#### GIVEN DATA ####
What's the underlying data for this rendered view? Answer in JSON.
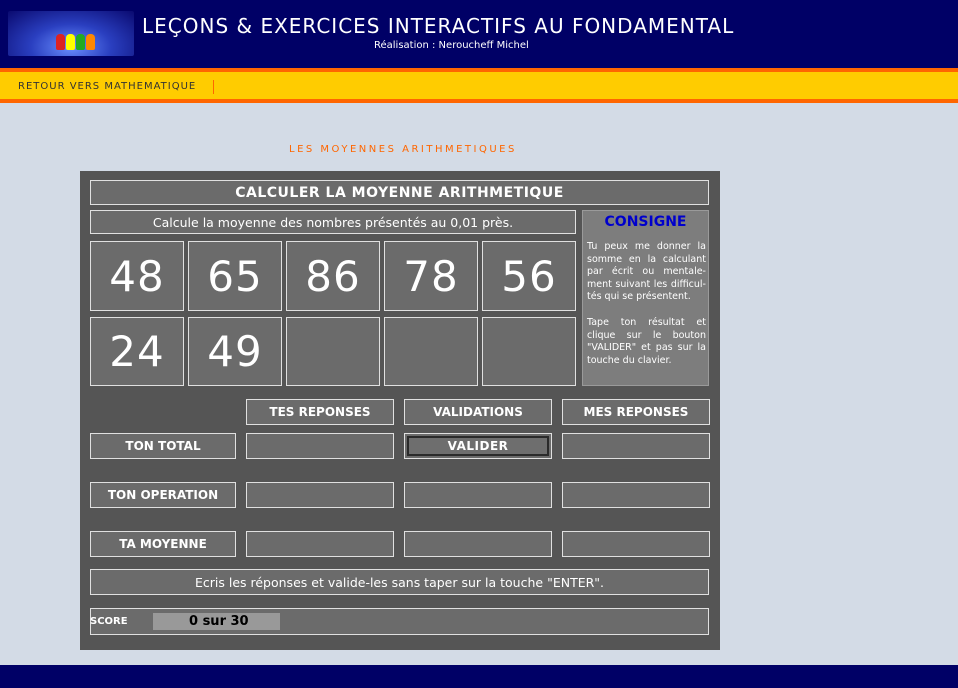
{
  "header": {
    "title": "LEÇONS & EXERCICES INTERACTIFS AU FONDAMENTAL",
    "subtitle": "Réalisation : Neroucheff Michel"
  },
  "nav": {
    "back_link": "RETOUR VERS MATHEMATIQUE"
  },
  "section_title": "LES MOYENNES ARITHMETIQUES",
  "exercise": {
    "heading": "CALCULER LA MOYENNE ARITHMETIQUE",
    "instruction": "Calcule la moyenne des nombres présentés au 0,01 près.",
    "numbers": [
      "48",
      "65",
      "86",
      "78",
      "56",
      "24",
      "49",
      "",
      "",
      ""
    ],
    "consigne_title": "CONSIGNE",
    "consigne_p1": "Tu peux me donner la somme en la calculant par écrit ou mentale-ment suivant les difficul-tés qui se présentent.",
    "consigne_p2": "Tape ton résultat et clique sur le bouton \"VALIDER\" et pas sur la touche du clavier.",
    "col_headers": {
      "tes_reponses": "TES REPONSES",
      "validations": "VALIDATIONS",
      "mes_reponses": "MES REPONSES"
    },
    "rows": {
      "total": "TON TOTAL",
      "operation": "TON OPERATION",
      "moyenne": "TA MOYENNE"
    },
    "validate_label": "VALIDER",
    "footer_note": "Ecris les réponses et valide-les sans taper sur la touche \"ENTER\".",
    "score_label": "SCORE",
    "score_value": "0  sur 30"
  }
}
####
## STATED GOAL
Return, from the data, each line that has the word "VALIDER" in it.

## WRITTEN SOLUTION
    "consigne_p2": "Tape ton résultat et clique sur le bouton \"VALIDER\" et pas sur la touche du clavier.",
    "validate_label": "VALIDER",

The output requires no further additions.